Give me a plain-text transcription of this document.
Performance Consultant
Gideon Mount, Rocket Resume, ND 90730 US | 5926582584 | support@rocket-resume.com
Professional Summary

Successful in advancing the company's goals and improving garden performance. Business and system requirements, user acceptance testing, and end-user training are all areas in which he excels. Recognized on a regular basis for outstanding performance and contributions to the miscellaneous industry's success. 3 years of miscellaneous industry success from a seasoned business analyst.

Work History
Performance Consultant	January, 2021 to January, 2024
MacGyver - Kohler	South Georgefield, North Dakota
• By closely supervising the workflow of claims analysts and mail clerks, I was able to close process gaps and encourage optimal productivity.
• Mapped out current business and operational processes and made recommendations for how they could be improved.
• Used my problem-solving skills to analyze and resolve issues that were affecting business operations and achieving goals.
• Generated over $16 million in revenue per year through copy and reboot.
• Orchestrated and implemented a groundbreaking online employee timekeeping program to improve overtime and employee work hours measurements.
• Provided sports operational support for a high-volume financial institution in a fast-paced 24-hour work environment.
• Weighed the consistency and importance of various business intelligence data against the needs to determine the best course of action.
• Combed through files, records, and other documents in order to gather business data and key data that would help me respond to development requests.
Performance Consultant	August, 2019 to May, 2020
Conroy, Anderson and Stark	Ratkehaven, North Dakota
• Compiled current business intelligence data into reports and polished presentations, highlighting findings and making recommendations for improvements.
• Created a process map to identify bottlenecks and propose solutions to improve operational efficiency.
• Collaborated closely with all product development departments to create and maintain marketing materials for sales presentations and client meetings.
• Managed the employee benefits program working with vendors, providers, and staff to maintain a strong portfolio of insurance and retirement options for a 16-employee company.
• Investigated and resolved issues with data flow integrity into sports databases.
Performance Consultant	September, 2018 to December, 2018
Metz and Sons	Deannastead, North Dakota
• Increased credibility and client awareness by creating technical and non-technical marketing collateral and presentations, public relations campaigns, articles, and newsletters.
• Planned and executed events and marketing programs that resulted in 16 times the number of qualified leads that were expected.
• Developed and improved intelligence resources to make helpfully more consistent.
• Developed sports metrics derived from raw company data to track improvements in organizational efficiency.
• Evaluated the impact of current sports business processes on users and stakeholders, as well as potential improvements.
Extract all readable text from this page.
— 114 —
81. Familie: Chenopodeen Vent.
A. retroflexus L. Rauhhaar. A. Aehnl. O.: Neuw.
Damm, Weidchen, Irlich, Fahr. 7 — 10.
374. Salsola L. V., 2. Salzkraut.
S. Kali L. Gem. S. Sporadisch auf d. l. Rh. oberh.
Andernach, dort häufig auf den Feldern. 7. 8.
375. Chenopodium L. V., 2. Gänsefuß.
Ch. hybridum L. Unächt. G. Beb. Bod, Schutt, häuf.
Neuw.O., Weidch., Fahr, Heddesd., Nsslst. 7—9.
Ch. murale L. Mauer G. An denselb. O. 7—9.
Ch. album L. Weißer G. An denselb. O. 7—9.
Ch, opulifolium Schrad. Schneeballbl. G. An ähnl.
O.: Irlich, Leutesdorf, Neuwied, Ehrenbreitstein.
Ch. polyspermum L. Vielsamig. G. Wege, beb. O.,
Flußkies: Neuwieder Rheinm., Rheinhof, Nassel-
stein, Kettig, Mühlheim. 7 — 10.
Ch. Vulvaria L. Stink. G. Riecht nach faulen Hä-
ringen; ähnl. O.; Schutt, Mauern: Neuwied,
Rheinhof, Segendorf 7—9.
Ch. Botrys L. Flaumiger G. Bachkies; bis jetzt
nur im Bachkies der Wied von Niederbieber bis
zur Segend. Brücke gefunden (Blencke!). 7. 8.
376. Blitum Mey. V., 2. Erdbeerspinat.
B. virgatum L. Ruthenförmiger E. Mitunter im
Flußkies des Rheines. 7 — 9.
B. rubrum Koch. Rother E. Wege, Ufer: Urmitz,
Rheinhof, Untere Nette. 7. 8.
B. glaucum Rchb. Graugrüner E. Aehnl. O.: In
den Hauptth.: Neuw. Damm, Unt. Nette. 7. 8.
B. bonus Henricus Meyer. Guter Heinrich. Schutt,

★ ★ ★

_The problem:_
Using the exact wording, write out all of the records.

_Exercise solution:_
Give me a plain-text transcription of this document.
Performance Consultant
Gideon Mount, Rocket Resume, ND 90730 US | 5926582584 | support@rocket-resume.com
Professional Summary

Successful in advancing the company's goals and improving garden performance. Business and system requirements, user acceptance testing, and end-user training are all areas in which he excels. Recognized on a regular basis for outstanding performance and contributions to the miscellaneous industry's success. 3 years of miscellaneous industry success from a seasoned business analyst.

Work History
Performance Consultant	January, 2021 to January, 2024
MacGyver - Kohler	South Georgefield, North Dakota
• By closely supervising the workflow of claims analysts and mail clerks, I was able to close process gaps and encourage optimal productivity.
• Mapped out current business and operational processes and made recommendations for how they could be improved.
• Used my problem-solving skills to analyze and resolve issues that were affecting business operations and achieving goals.
• Generated over $16 million in revenue per year through copy and reboot.
• Orchestrated and implemented a groundbreaking online employee timekeeping program to improve overtime and employee work hours measurements.
• Provided sports operational support for a high-volume financial institution in a fast-paced 24-hour work environment.
• Weighed the consistency and importance of various business intelligence data against the needs to determine the best course of action.
• Combed through files, records, and other documents in order to gather business data and key data that would help me respond to development requests.
Performance Consultant	August, 2019 to May, 2020
Conroy, Anderson and Stark	Ratkehaven, North Dakota
• Compiled current business intelligence data into reports and polished presentations, highlighting findings and making recommendations for improvements.
• Created a process map to identify bottlenecks and propose solutions to improve operational efficiency.
• Collaborated closely with all product development departments to create and maintain marketing materials for sales presentations and client meetings.
• Managed the employee benefits program working with vendors, providers, and staff to maintain a strong portfolio of insurance and retirement options for a 16-employee company.
• Investigated and resolved issues with data flow integrity into sports databases.
Performance Consultant	September, 2018 to December, 2018
Metz and Sons	Deannastead, North Dakota
• Increased credibility and client awareness by creating technical and non-technical marketing collateral and presentations, public relations campaigns, articles, and newsletters.
• Planned and executed events and marketing programs that resulted in 16 times the number of qualified leads that were expected.
• Developed and improved intelligence resources to make helpfully more consistent.
• Developed sports metrics derived from raw company data to track improvements in organizational efficiency.
• Evaluated the impact of current sports business processes on users and stakeholders, as well as potential improvements.
Extract all readable text from this page.
— 114 —
81. Familie: Chenopodeen Vent.
A. retroflexus L. Rauhhaar. A. Aehnl. O.: Neuw.
Damm, Weidchen, Irlich, Fahr. 7 — 10.
374. Salsola L. V., 2. Salzkraut.
S. Kali L. Gem. S. Sporadisch auf d. l. Rh. oberh.
Andernach, dort häufig auf den Feldern. 7. 8.
375. Chenopodium L. V., 2. Gänsefuß.
Ch. hybridum L. Unächt. G. Beb. Bod, Schutt, häuf.
Neuw.O., Weidch., Fahr, Heddesd., Nsslst. 7—9.
Ch. murale L. Mauer G. An denselb. O. 7—9.
Ch. album L. Weißer G. An denselb. O. 7—9.
Ch, opulifolium Schrad. Schneeballbl. G. An ähnl.
O.: Irlich, Leutesdorf, Neuwied, Ehrenbreitstein.
Ch. polyspermum L. Vielsamig. G. Wege, beb. O.,
Flußkies: Neuwieder Rheinm., Rheinhof, Nassel-
stein, Kettig, Mühlheim. 7 — 10.
Ch. Vulvaria L. Stink. G. Riecht nach faulen Hä-
ringen; ähnl. O.; Schutt, Mauern: Neuwied,
Rheinhof, Segendorf 7—9.
Ch. Botrys L. Flaumiger G. Bachkies; bis jetzt
nur im Bachkies der Wied von Niederbieber bis
zur Segend. Brücke gefunden (Blencke!). 7. 8.
376. Blitum Mey. V., 2. Erdbeerspinat.
B. virgatum L. Ruthenförmiger E. Mitunter im
Flußkies des Rheines. 7 — 9.
B. rubrum Koch. Rother E. Wege, Ufer: Urmitz,
Rheinhof, Untere Nette. 7. 8.
B. glaucum Rchb. Graugrüner E. Aehnl. O.: In
den Hauptth.: Neuw. Damm, Unt. Nette. 7. 8.
B. bonus Henricus Meyer. Guter Heinrich. Schutt,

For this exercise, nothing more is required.